▸ **Records for this exercise**

======

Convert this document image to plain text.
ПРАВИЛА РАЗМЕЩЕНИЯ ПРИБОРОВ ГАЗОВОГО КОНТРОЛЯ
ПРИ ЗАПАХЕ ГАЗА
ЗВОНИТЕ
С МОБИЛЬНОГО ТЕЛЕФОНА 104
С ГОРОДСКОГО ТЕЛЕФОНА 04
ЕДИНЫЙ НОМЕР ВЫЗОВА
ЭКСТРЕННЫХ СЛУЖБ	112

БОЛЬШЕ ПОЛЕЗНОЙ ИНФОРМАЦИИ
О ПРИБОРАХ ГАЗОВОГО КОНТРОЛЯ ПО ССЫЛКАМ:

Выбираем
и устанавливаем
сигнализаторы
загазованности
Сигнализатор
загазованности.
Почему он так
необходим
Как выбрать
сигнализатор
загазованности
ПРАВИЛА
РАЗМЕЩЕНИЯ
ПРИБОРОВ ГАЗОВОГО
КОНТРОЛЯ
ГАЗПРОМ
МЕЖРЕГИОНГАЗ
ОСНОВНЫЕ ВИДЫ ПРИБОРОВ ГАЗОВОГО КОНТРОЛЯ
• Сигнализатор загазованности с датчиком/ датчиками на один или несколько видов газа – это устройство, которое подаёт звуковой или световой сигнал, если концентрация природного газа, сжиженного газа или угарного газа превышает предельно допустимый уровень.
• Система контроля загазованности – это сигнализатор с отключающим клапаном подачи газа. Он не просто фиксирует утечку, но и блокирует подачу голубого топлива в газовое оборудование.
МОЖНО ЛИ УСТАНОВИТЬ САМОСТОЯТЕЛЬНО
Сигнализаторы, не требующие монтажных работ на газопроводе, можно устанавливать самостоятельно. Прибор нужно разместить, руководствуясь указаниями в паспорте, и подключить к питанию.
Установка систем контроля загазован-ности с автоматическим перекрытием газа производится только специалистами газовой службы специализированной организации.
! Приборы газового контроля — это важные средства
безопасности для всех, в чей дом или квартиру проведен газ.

======

Extract the full listing and reproduce each line exactly.

▸ **Answer to this exercise**
Convert this document image to plain text.
ПРАВИЛА РАЗМЕЩЕНИЯ ПРИБОРОВ ГАЗОВОГО КОНТРОЛЯ
ПРИ ЗАПАХЕ ГАЗА
ЗВОНИТЕ
С МОБИЛЬНОГО ТЕЛЕФОНА 104
С ГОРОДСКОГО ТЕЛЕФОНА 04
ЕДИНЫЙ НОМЕР ВЫЗОВА
ЭКСТРЕННЫХ СЛУЖБ	112

БОЛЬШЕ ПОЛЕЗНОЙ ИНФОРМАЦИИ
О ПРИБОРАХ ГАЗОВОГО КОНТРОЛЯ ПО ССЫЛКАМ:

Выбираем
и устанавливаем
сигнализаторы
загазованности
Сигнализатор
загазованности.
Почему он так
необходим
Как выбрать
сигнализатор
загазованности
ПРАВИЛА
РАЗМЕЩЕНИЯ
ПРИБОРОВ ГАЗОВОГО
КОНТРОЛЯ
ГАЗПРОМ
МЕЖРЕГИОНГАЗ
ОСНОВНЫЕ ВИДЫ ПРИБОРОВ ГАЗОВОГО КОНТРОЛЯ
• Сигнализатор загазованности с датчиком/ датчиками на один или несколько видов газа – это устройство, которое подаёт звуковой или световой сигнал, если концентрация природного газа, сжиженного газа или угарного газа превышает предельно допустимый уровень.
• Система контроля загазованности – это сигнализатор с отключающим клапаном подачи газа. Он не просто фиксирует утечку, но и блокирует подачу голубого топлива в газовое оборудование.
МОЖНО ЛИ УСТАНОВИТЬ САМОСТОЯТЕЛЬНО
Сигнализаторы, не требующие монтажных работ на газопроводе, можно устанавливать самостоятельно. Прибор нужно разместить, руководствуясь указаниями в паспорте, и подключить к питанию.
Установка систем контроля загазован-ности с автоматическим перекрытием газа производится только специалистами газовой службы специализированной организации.
! Приборы газового контроля — это важные средства
безопасности для всех, в чей дом или квартиру проведен газ.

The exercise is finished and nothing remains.